### Extracted text
--- start ---
To illustrate the more immediate challenges specific to the DI program, figure II.D3 presents the year-by-year relationship among income, cost, and expenditures for the 75-year projection period. The temporary increase in the income rate shown in the figure for 2016 through 2018 reflects the tax rate reallocation enacted in the Bipartisan Budget Act of 2015. The DI Trust Fund reserves are expected to become depleted in the third quarter of 2023 if no legislative action is taken before then. After DI Trust Fund reserve depletion, continuing income is sufficient to support expenditures at a level of 89 percent of program cost for the rest of 2023, rising to a somewhat higher level for 2024 through 2040, then declining to 82 percent by 2090.

Figure II.D4 shows the estimated number of covered workers per OASDI beneficiary. Figures II.D2 and II.D4 illustrate the inverse relationship between cost rates and the number of workers per beneficiary. In particular, the projected future increase in the cost rate reflects a projected decline in the number of covered workers per beneficiary. There were about 2.8 workers for every OASDI beneficiary in 2015. This ratio had been extremely stable, remaining between 3.2 and 3.4 from 1974 through 2008, and has declined since then due to the economic recession and the beginning of the demographic shift that will drive this ratio down over the next 20 years. The Trustees project that the ratio of workers to beneficiaries will continue to decline, even as the economy recovers, due to this demographic shift — as workers of lower-birth-rate generations replace workers of the baby-boom generation. The ratio of workers to beneficiaries reaches 2.2 by 2035 when the baby-boom generation will have largely retired, with a further gradual decline thereafter due to increasing longevity.

Figure II.D4.—Number of Covered Workers Per OASDI Beneficiary Another important way to look at Social Security’s future is to view its annual cost and non-interest income as a share of U.S. economic output (GDP). As shown in figure II.D5, the Trustees project that Social Security’s cost as a percent of GDP will grow from 5.0 percent in 2016 to about 6.0 percent by 2035, then decline to 5.9 percent by 2050, and generally increase to 6.1 percent by 2090. As the economy recovers, Social Security’s non-interest income, which reflects scheduled tax rates, increases from its current level of about 4.6 percent of GDP to about 4.8 percent of GDP for 2025. Thereafter, non-interest income as a percent of GDP declines gradually, to about 4.6 percent by 2090, because the Trustees expect the share of employee compensation provided as noncovered fringe benefits to increase gradually.
--- end ---
Element-and-box listings:
--- start ---
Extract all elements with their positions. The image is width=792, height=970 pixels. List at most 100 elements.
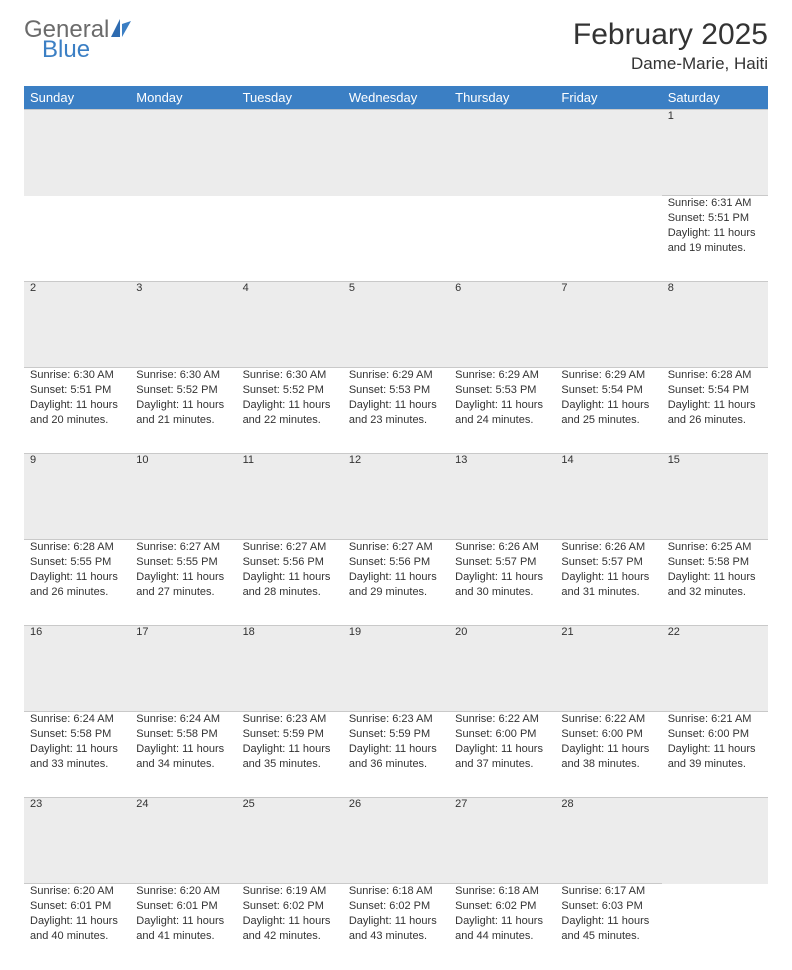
- cell-line: Daylight: 11 hours and 43 minutes.: [349, 914, 443, 944]
- day-number-cell: 22: [662, 626, 768, 712]
- day-number-cell: 17: [130, 626, 236, 712]
- weekday-header: Monday: [130, 86, 236, 110]
- day-number-cell: 23: [24, 798, 130, 884]
- cell-line: Sunrise: 6:24 AM: [136, 712, 230, 727]
- day-detail-cell: Sunrise: 6:18 AMSunset: 6:02 PMDaylight:…: [449, 884, 555, 970]
- cell-line: Sunrise: 6:30 AM: [243, 368, 337, 383]
- day-detail-cell: [662, 884, 768, 970]
- cell-line: Sunrise: 6:27 AM: [243, 540, 337, 555]
- cell-line: Daylight: 11 hours and 22 minutes.: [243, 398, 337, 428]
- cell-line: Sunrise: 6:20 AM: [136, 884, 230, 899]
- cell-line: Sunset: 5:57 PM: [561, 555, 655, 570]
- day-detail-cell: Sunrise: 6:27 AMSunset: 5:56 PMDaylight:…: [237, 540, 343, 626]
- day-number-cell: 28: [555, 798, 661, 884]
- day-detail-cell: Sunrise: 6:31 AMSunset: 5:51 PMDaylight:…: [662, 196, 768, 282]
- cell-line: Sunrise: 6:29 AM: [561, 368, 655, 383]
- cell-line: Daylight: 11 hours and 40 minutes.: [30, 914, 124, 944]
- day-detail-cell: Sunrise: 6:22 AMSunset: 6:00 PMDaylight:…: [555, 712, 661, 798]
- day-number-cell: 26: [343, 798, 449, 884]
- cell-line: Sunset: 5:59 PM: [243, 727, 337, 742]
- day-number-cell: 11: [237, 454, 343, 540]
- day-detail-cell: Sunrise: 6:25 AMSunset: 5:58 PMDaylight:…: [662, 540, 768, 626]
- cell-line: Sunset: 5:51 PM: [30, 383, 124, 398]
- day-detail-cell: Sunrise: 6:27 AMSunset: 5:55 PMDaylight:…: [130, 540, 236, 626]
- day-number-row: 232425262728: [24, 798, 768, 884]
- day-detail-cell: Sunrise: 6:30 AMSunset: 5:52 PMDaylight:…: [237, 368, 343, 454]
- day-number-row: 16171819202122: [24, 626, 768, 712]
- day-detail-cell: Sunrise: 6:28 AMSunset: 5:54 PMDaylight:…: [662, 368, 768, 454]
- cell-line: Sunset: 5:51 PM: [668, 211, 762, 226]
- cell-line: Sunrise: 6:26 AM: [561, 540, 655, 555]
- month-title: February 2025: [573, 18, 768, 52]
- day-number-cell: [662, 798, 768, 884]
- day-detail-row: Sunrise: 6:31 AMSunset: 5:51 PMDaylight:…: [24, 196, 768, 282]
- cell-line: Daylight: 11 hours and 42 minutes.: [243, 914, 337, 944]
- cell-line: Sunset: 5:53 PM: [349, 383, 443, 398]
- weekday-header: Tuesday: [237, 86, 343, 110]
- cell-line: Sunset: 6:01 PM: [136, 899, 230, 914]
- cell-line: Sunrise: 6:19 AM: [243, 884, 337, 899]
- day-number-cell: 9: [24, 454, 130, 540]
- day-number-cell: 10: [130, 454, 236, 540]
- day-detail-cell: Sunrise: 6:18 AMSunset: 6:02 PMDaylight:…: [343, 884, 449, 970]
- day-number-row: 2345678: [24, 282, 768, 368]
- day-number-cell: 27: [449, 798, 555, 884]
- cell-line: Daylight: 11 hours and 44 minutes.: [455, 914, 549, 944]
- cell-line: Sunrise: 6:22 AM: [455, 712, 549, 727]
- day-number-cell: 21: [555, 626, 661, 712]
- day-detail-cell: Sunrise: 6:29 AMSunset: 5:53 PMDaylight:…: [449, 368, 555, 454]
- day-number-cell: 24: [130, 798, 236, 884]
- cell-line: Daylight: 11 hours and 34 minutes.: [136, 742, 230, 772]
- day-number-cell: 4: [237, 282, 343, 368]
- day-number-cell: 20: [449, 626, 555, 712]
- cell-line: Daylight: 11 hours and 27 minutes.: [136, 570, 230, 600]
- day-number-cell: [343, 110, 449, 196]
- day-detail-cell: Sunrise: 6:30 AMSunset: 5:52 PMDaylight:…: [130, 368, 236, 454]
- day-number-cell: 18: [237, 626, 343, 712]
- cell-line: Sunrise: 6:29 AM: [455, 368, 549, 383]
- cell-line: Sunrise: 6:28 AM: [30, 540, 124, 555]
- cell-line: Daylight: 11 hours and 21 minutes.: [136, 398, 230, 428]
- cell-line: Daylight: 11 hours and 26 minutes.: [30, 570, 124, 600]
- day-detail-cell: Sunrise: 6:22 AMSunset: 6:00 PMDaylight:…: [449, 712, 555, 798]
- day-number-cell: [237, 110, 343, 196]
- cell-line: Sunset: 5:59 PM: [349, 727, 443, 742]
- day-number-cell: 16: [24, 626, 130, 712]
- day-detail-cell: Sunrise: 6:21 AMSunset: 6:00 PMDaylight:…: [662, 712, 768, 798]
- cell-line: Sunset: 5:54 PM: [561, 383, 655, 398]
- cell-line: Sunrise: 6:17 AM: [561, 884, 655, 899]
- weekday-header: Thursday: [449, 86, 555, 110]
- day-number-cell: 7: [555, 282, 661, 368]
- day-detail-cell: Sunrise: 6:23 AMSunset: 5:59 PMDaylight:…: [237, 712, 343, 798]
- cell-line: Sunset: 5:57 PM: [455, 555, 549, 570]
- weekday-header-row: SundayMondayTuesdayWednesdayThursdayFrid…: [24, 86, 768, 110]
- day-detail-cell: Sunrise: 6:24 AMSunset: 5:58 PMDaylight:…: [130, 712, 236, 798]
- brand-word-blue: Blue: [42, 38, 131, 62]
- cell-line: Sunrise: 6:30 AM: [136, 368, 230, 383]
- cell-line: Sunrise: 6:27 AM: [349, 540, 443, 555]
- cell-line: Sunrise: 6:26 AM: [455, 540, 549, 555]
- day-detail-cell: Sunrise: 6:20 AMSunset: 6:01 PMDaylight:…: [130, 884, 236, 970]
- cell-line: Daylight: 11 hours and 28 minutes.: [243, 570, 337, 600]
- day-number-cell: 8: [662, 282, 768, 368]
- day-detail-cell: [24, 196, 130, 282]
- day-detail-cell: Sunrise: 6:24 AMSunset: 5:58 PMDaylight:…: [24, 712, 130, 798]
- day-number-cell: 15: [662, 454, 768, 540]
- day-detail-cell: Sunrise: 6:26 AMSunset: 5:57 PMDaylight:…: [555, 540, 661, 626]
- day-detail-cell: [555, 196, 661, 282]
- cell-line: Daylight: 11 hours and 35 minutes.: [243, 742, 337, 772]
- cell-line: Daylight: 11 hours and 30 minutes.: [455, 570, 549, 600]
- cell-line: Sunset: 6:03 PM: [561, 899, 655, 914]
- sail-icon: [111, 19, 131, 37]
- day-number-row: 9101112131415: [24, 454, 768, 540]
- cell-line: Sunrise: 6:18 AM: [349, 884, 443, 899]
- day-detail-row: Sunrise: 6:20 AMSunset: 6:01 PM Daylight:…: [24, 884, 768, 970]
- day-detail-cell: Sunrise: 6:17 AMSunset: 6:03 PMDaylight:…: [555, 884, 661, 970]
- day-number-cell: 6: [449, 282, 555, 368]
- cell-line: Sunset: 5:58 PM: [30, 727, 124, 742]
- cell-line: Daylight: 11 hours and 45 minutes.: [561, 914, 655, 944]
- cell-line: Daylight: 11 hours and 31 minutes.: [561, 570, 655, 600]
- cell-line: Daylight: 11 hours and 25 minutes.: [561, 398, 655, 428]
- location-label: Dame-Marie, Haiti: [573, 54, 768, 74]
- day-number-cell: [449, 110, 555, 196]
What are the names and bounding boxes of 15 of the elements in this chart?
--- end ---
### Task 1
Answer these questions from the text on Social Security's finances, one line each:
(a) If no legislative action is taken, when are the DI Trust Fund reserves expected to become depleted?
(b) About how many workers were there for every OASDI beneficiary in 2015?
(c) What share of GDP do the Trustees project Social Security's cost will reach by 2090?
### Task 2
Please extend the text on Social Security's finances, picking up after its final sentence.

### Expected answer 1
(a) The third quarter of 2023.
(b) About 2.8.
(c) 6.1 percent.

### Expected answer 2
The trust fund ratio is defined as the asset reserves at the beginning of a year expressed as a percentage of the cost during the year. The trust fund ratio thus represents the proportion of a year’s cost which could be paid solely with the reserves at the beginning of the year. Table II.D1 displays the projected maximum trust fund ratios during the long-range period for the OASI, DI, and combined OASI and DI funds. The table also shows the year of maximum projected trust fund ratio during the long-range projection period (2016 through 2090) and the year of trust fund reserve depletion. Each trust fund ratio has been generally declining in recent years. OASI reached a peak level of 402 in 2011, DI reached a peak level of 219 in 2003, and OASDI reached a peak level of 358 in 2008.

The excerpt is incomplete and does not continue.